- **RECORDED INFORMATION**

========================================

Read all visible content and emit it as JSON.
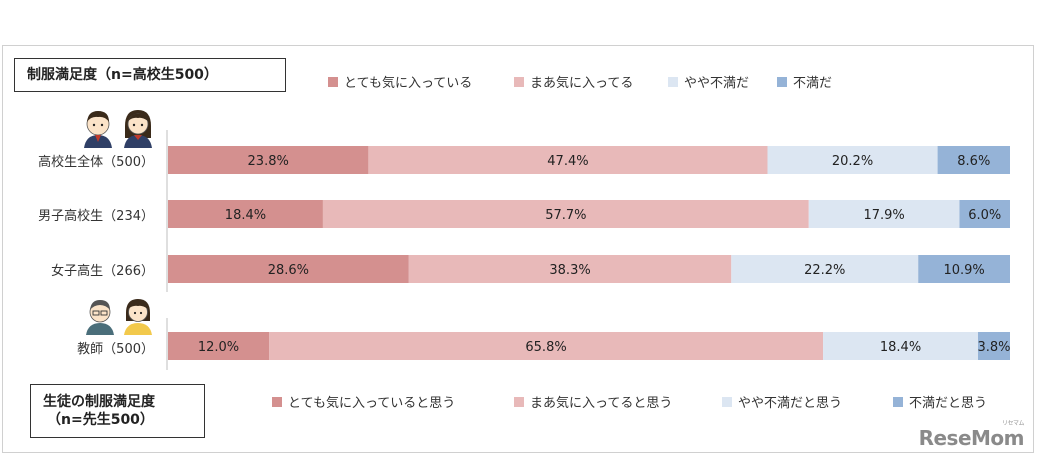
{
  "titles": {
    "top": "制服満足度（n=高校生500）",
    "bottom_line1": "生徒の制服満足度",
    "bottom_line2": "（n=先生500）"
  },
  "legend_top": [
    {
      "label": "とても気に入っている",
      "color": "#d4908f"
    },
    {
      "label": "まあ気に入ってる",
      "color": "#e8b9b9"
    },
    {
      "label": "やや不満だ",
      "color": "#dce6f2"
    },
    {
      "label": "不満だ",
      "color": "#95b3d7"
    }
  ],
  "legend_bottom": [
    {
      "label": "とても気に入っていると思う",
      "color": "#d4908f"
    },
    {
      "label": "まあ気に入ってると思う",
      "color": "#e8b9b9"
    },
    {
      "label": "やや不満だと思う",
      "color": "#dce6f2"
    },
    {
      "label": "不満だと思う",
      "color": "#95b3d7"
    }
  ],
  "watermark": {
    "text": "ReseMom",
    "sub": "リセマム"
  },
  "chart_data": {
    "type": "bar",
    "orientation": "horizontal",
    "stacked": "percent",
    "categories": [
      "高校生全体（500）",
      "男子高校生（234）",
      "女子高生（266）",
      "教師（500）"
    ],
    "series": [
      {
        "name": "とても気に入っている",
        "values": [
          23.8,
          18.4,
          28.6,
          12.0
        ],
        "labels": [
          "23.8%",
          "18.4%",
          "28.6%",
          "12.0%"
        ]
      },
      {
        "name": "まあ気に入ってる",
        "values": [
          47.4,
          57.7,
          38.3,
          65.8
        ],
        "labels": [
          "47.4%",
          "57.7%",
          "38.3%",
          "65.8%"
        ]
      },
      {
        "name": "やや不満だ",
        "values": [
          20.2,
          17.9,
          22.2,
          18.4
        ],
        "labels": [
          "20.2%",
          "17.9%",
          "22.2%",
          "18.4%"
        ]
      },
      {
        "name": "不満だ",
        "values": [
          8.6,
          6.0,
          10.9,
          3.8
        ],
        "labels": [
          "8.6%",
          "6.0%",
          "10.9%",
          "3.8%"
        ]
      }
    ],
    "colors": [
      "#d4908f",
      "#e8b9b9",
      "#dce6f2",
      "#95b3d7"
    ],
    "xlim": [
      0,
      100
    ]
  }
}
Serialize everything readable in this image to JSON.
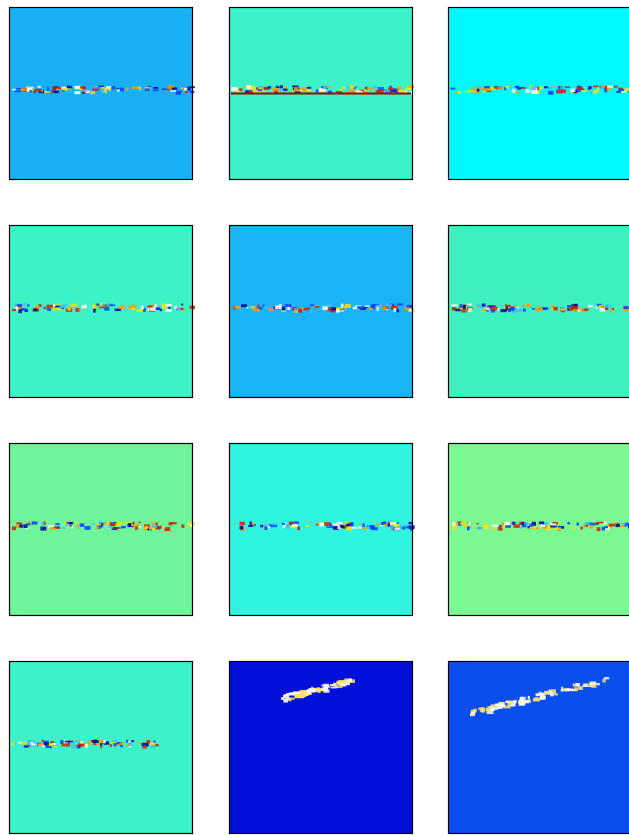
{
  "panels": [
    {
      "color": "#1ab0f5"
    },
    {
      "color": "#3cf2c8"
    },
    {
      "color": "#00f8ff"
    },
    {
      "color": "#3df2c4"
    },
    {
      "color": "#1ab4f5"
    },
    {
      "color": "#3ef0c0"
    },
    {
      "color": "#6ef59a"
    },
    {
      "color": "#2ff5e0"
    },
    {
      "color": "#7cf893"
    },
    {
      "color": "#3cf2c8"
    },
    {
      "color": "#0010d8"
    },
    {
      "color": "#0b4ef0"
    }
  ]
}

========================================

- **WHAT TO PRODUCE**
Starting at the line that contains "Serialize everything readable", extract each line through the last line of the material exactly as written, and include no pictures.

- **ANSWER**
Serialize everything readable in this image to JSON.
{
  "panels": [
    {
      "color": "#1ab0f5"
    },
    {
      "color": "#3cf2c8"
    },
    {
      "color": "#00f8ff"
    },
    {
      "color": "#3df2c4"
    },
    {
      "color": "#1ab4f5"
    },
    {
      "color": "#3ef0c0"
    },
    {
      "color": "#6ef59a"
    },
    {
      "color": "#2ff5e0"
    },
    {
      "color": "#7cf893"
    },
    {
      "color": "#3cf2c8"
    },
    {
      "color": "#0010d8"
    },
    {
      "color": "#0b4ef0"
    }
  ]
}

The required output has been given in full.